• _EXERCISE DETAILS_
Repeat each record below exactly as given.
***** WORKING DATA
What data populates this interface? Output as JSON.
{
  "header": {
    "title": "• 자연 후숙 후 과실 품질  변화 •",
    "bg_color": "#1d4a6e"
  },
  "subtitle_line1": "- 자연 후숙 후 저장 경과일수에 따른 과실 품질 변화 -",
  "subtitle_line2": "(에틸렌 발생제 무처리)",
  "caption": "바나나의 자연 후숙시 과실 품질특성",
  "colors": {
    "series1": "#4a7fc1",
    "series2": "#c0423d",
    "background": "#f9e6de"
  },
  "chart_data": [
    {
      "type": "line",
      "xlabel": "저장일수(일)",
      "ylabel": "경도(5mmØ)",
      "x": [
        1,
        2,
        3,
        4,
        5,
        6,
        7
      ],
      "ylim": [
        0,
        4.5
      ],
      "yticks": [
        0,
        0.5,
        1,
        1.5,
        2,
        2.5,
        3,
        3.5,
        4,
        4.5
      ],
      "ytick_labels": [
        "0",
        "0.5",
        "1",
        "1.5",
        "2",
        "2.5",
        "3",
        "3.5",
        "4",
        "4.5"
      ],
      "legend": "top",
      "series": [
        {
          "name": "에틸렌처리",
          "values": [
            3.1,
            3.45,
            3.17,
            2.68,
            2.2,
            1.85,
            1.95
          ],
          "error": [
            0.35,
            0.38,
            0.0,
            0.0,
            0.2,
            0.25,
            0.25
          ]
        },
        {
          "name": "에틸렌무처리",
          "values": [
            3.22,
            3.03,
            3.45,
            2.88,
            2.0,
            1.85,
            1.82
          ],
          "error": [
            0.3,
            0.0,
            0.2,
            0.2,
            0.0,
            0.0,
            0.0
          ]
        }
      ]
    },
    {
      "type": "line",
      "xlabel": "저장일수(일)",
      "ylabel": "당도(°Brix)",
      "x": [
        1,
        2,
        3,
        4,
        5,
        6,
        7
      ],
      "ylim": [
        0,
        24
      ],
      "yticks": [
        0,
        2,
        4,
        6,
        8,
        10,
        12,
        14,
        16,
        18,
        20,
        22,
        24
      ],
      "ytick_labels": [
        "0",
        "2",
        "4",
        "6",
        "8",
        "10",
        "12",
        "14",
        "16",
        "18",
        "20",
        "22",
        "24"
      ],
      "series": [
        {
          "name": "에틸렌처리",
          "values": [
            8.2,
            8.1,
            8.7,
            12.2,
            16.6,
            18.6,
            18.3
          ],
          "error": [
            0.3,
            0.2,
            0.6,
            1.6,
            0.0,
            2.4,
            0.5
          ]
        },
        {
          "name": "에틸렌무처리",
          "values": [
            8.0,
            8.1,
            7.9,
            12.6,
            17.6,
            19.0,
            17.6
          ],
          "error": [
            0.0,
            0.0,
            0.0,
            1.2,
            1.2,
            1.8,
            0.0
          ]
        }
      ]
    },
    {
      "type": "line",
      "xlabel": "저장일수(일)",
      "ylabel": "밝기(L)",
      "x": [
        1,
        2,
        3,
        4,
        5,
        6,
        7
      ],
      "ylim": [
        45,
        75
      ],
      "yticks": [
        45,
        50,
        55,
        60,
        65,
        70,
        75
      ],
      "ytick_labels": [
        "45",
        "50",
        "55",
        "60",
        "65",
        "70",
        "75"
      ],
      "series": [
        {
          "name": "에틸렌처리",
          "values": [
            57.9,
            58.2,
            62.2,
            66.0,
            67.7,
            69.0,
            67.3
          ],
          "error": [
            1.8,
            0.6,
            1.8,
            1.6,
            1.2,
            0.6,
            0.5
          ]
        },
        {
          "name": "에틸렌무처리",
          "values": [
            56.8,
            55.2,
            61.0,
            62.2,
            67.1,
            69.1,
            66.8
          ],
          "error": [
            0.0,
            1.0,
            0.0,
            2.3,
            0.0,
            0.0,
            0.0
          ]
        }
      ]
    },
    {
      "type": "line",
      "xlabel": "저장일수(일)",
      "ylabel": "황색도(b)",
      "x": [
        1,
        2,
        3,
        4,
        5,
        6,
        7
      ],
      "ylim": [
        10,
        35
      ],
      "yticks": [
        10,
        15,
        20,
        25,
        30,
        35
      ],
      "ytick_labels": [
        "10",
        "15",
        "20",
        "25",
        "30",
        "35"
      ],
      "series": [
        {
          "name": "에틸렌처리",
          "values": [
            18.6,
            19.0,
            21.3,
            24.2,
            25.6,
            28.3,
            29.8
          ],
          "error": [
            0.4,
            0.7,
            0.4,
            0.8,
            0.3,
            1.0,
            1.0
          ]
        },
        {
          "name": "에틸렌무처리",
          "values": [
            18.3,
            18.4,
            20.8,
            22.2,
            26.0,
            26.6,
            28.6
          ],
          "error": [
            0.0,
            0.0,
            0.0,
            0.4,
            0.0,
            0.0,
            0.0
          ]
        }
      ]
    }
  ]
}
**********
• _SOLUTION BELOW_
What data populates this interface? Output as JSON.
{
  "header": {
    "title": "• 자연 후숙 후 과실 품질  변화 •",
    "bg_color": "#1d4a6e"
  },
  "subtitle_line1": "- 자연 후숙 후 저장 경과일수에 따른 과실 품질 변화 -",
  "subtitle_line2": "(에틸렌 발생제 무처리)",
  "caption": "바나나의 자연 후숙시 과실 품질특성",
  "colors": {
    "series1": "#4a7fc1",
    "series2": "#c0423d",
    "background": "#f9e6de"
  },
  "chart_data": [
    {
      "type": "line",
      "xlabel": "저장일수(일)",
      "ylabel": "경도(5mmØ)",
      "x": [
        1,
        2,
        3,
        4,
        5,
        6,
        7
      ],
      "ylim": [
        0,
        4.5
      ],
      "yticks": [
        0,
        0.5,
        1,
        1.5,
        2,
        2.5,
        3,
        3.5,
        4,
        4.5
      ],
      "ytick_labels": [
        "0",
        "0.5",
        "1",
        "1.5",
        "2",
        "2.5",
        "3",
        "3.5",
        "4",
        "4.5"
      ],
      "legend": "top",
      "series": [
        {
          "name": "에틸렌처리",
          "values": [
            3.1,
            3.45,
            3.17,
            2.68,
            2.2,
            1.85,
            1.95
          ],
          "error": [
            0.35,
            0.38,
            0.0,
            0.0,
            0.2,
            0.25,
            0.25
          ]
        },
        {
          "name": "에틸렌무처리",
          "values": [
            3.22,
            3.03,
            3.45,
            2.88,
            2.0,
            1.85,
            1.82
          ],
          "error": [
            0.3,
            0.0,
            0.2,
            0.2,
            0.0,
            0.0,
            0.0
          ]
        }
      ]
    },
    {
      "type": "line",
      "xlabel": "저장일수(일)",
      "ylabel": "당도(°Brix)",
      "x": [
        1,
        2,
        3,
        4,
        5,
        6,
        7
      ],
      "ylim": [
        0,
        24
      ],
      "yticks": [
        0,
        2,
        4,
        6,
        8,
        10,
        12,
        14,
        16,
        18,
        20,
        22,
        24
      ],
      "ytick_labels": [
        "0",
        "2",
        "4",
        "6",
        "8",
        "10",
        "12",
        "14",
        "16",
        "18",
        "20",
        "22",
        "24"
      ],
      "series": [
        {
          "name": "에틸렌처리",
          "values": [
            8.2,
            8.1,
            8.7,
            12.2,
            16.6,
            18.6,
            18.3
          ],
          "error": [
            0.3,
            0.2,
            0.6,
            1.6,
            0.0,
            2.4,
            0.5
          ]
        },
        {
          "name": "에틸렌무처리",
          "values": [
            8.0,
            8.1,
            7.9,
            12.6,
            17.6,
            19.0,
            17.6
          ],
          "error": [
            0.0,
            0.0,
            0.0,
            1.2,
            1.2,
            1.8,
            0.0
          ]
        }
      ]
    },
    {
      "type": "line",
      "xlabel": "저장일수(일)",
      "ylabel": "밝기(L)",
      "x": [
        1,
        2,
        3,
        4,
        5,
        6,
        7
      ],
      "ylim": [
        45,
        75
      ],
      "yticks": [
        45,
        50,
        55,
        60,
        65,
        70,
        75
      ],
      "ytick_labels": [
        "45",
        "50",
        "55",
        "60",
        "65",
        "70",
        "75"
      ],
      "series": [
        {
          "name": "에틸렌처리",
          "values": [
            57.9,
            58.2,
            62.2,
            66.0,
            67.7,
            69.0,
            67.3
          ],
          "error": [
            1.8,
            0.6,
            1.8,
            1.6,
            1.2,
            0.6,
            0.5
          ]
        },
        {
          "name": "에틸렌무처리",
          "values": [
            56.8,
            55.2,
            61.0,
            62.2,
            67.1,
            69.1,
            66.8
          ],
          "error": [
            0.0,
            1.0,
            0.0,
            2.3,
            0.0,
            0.0,
            0.0
          ]
        }
      ]
    },
    {
      "type": "line",
      "xlabel": "저장일수(일)",
      "ylabel": "황색도(b)",
      "x": [
        1,
        2,
        3,
        4,
        5,
        6,
        7
      ],
      "ylim": [
        10,
        35
      ],
      "yticks": [
        10,
        15,
        20,
        25,
        30,
        35
      ],
      "ytick_labels": [
        "10",
        "15",
        "20",
        "25",
        "30",
        "35"
      ],
      "series": [
        {
          "name": "에틸렌처리",
          "values": [
            18.6,
            19.0,
            21.3,
            24.2,
            25.6,
            28.3,
            29.8
          ],
          "error": [
            0.4,
            0.7,
            0.4,
            0.8,
            0.3,
            1.0,
            1.0
          ]
        },
        {
          "name": "에틸렌무처리",
          "values": [
            18.3,
            18.4,
            20.8,
            22.2,
            26.0,
            26.6,
            28.6
          ],
          "error": [
            0.0,
            0.0,
            0.0,
            0.4,
            0.0,
            0.0,
            0.0
          ]
        }
      ]
    }
  ]
}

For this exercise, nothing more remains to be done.